**Extrait à lire**.
####
« Programmation d’une pauvreté généralisée pour les chômeur/euse/s : Di Rupo doit retirer ces mesures inqualifiables »
Par Daniel Richard, Denis Horman le Mercredi, 17 Avril 2013 PDF Imprimer Envoyer

A la veille de la manifestation de la FGTB wallonne contre la réforme du chômage, la Gauche a interviewé Daniel Richard, le secrétaire régional interprofessionnel de la FGTB de Verviers.

On mesure encore assez mal la catastrophe qui s’abat sur les chômeurs !

Daniel Richard : Aujourd’hui, on est fixé sur l’ampleur de cette catastrophe et les chiffres font froid dans le dos. A Verviers, on a refait nos comptes : rien que pour les affilié/e/s de la FGTB, ce sont 1462 personnes qui vont être exclues du chômage le 1er janvier 2015. Et dans l’arrondissement, plus de 3000 personnes seront concernées. Pour l’ensemble du pays, on avance le chiffre d’une quarantaine de milliers de personnes, dont 30 000 pour la Wallonie.

L’exclusion du chômage touche les travailleurs sans emploi inscrits sur base de l’article 36 (leur droit étant ouvert sur base des études) qui ne pourront justifier  un nombre de journées de travail suffisant pour une période de référence. Et les prestations en intérim ou à temps réduit ne sauveront pas automatiquement le droit des travailleurs concernés. Ce sera aussi l’exclusion du chômage pour les cohabitants, quel que soit leur âge. Ce sera aussi l’exclusion pour les isolés et les chefs de ménage, au bout de trois ans à compter de leur trentième anniversaire et qui n’auront pu justifier  un nombre de journées de travail suffisant.

C’est donc ce gouvernement, avec à sa tête un 1er ministre socialiste, qui a osé briser le droit à des allocations illimitées dans le temps.

Mais les mesures gouvernementales contre les chômeurs ne s’arrêtent pas là !

Malheureusement pas ! Le gouvernement a également décidé la dégressivité des allocations pour les chômeurs  inscrits sur base d l’article 30 (c’est-à-dire ceux qui ont eu l’occasion de construire leur droit au départ d’une période de travail suffisante. Au bout d’un moment, leur allocation  échouera à un montant forfaitaire par catégorie : 493,74 euros pour les cohabitants (c’est déjà plus ou moins la situation actuelle) ; 934,44 euros pour les isolés et 1 112,52 euros pour les chefs de ménage. C’est donc l’ensemble des chômeur/euse/s qui va se retrouve dans la précarité, et la plus grande partie en dessous du seuil de pauvreté. C’est aussi une perte du pouvoir d’achat, par rapport à la situation précédente, de 198,64 euros (- 17,5%) pour les isolés et de 198,64 euros (- 12%) pour les chefs de ménage.
####
**Bloc de données**.
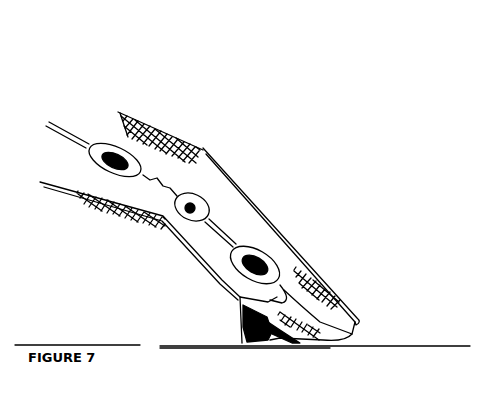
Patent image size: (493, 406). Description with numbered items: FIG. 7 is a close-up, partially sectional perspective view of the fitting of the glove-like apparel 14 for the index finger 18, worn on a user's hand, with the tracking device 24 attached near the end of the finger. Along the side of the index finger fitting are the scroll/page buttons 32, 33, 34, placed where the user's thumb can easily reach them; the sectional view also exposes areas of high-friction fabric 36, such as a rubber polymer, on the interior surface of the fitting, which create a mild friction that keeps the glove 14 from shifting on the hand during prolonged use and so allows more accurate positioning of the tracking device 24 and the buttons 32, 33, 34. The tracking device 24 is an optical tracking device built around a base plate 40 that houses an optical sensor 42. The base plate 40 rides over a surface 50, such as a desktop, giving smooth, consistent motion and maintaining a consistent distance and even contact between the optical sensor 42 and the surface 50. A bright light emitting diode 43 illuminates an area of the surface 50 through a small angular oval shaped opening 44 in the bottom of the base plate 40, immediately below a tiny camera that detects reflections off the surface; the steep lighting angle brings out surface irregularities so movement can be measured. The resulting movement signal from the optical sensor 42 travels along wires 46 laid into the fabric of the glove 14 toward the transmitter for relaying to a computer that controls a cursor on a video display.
####
Répondez, s'il vous plaît, à ces questions sur l'entretien consacré à la réforme du chômage :
1. Combien d'affiliés de la FGTB de Verviers seront exclus du chômage le 1er janvier 2015 ?
2. Combien de personnes seront concernées en Wallonie ?
3. À quel montant forfaitaire l'allocation des isolés aboutira-t-elle ?

1. 1462 personnes.
2. 30 000 personnes.
3. 934,44 euros.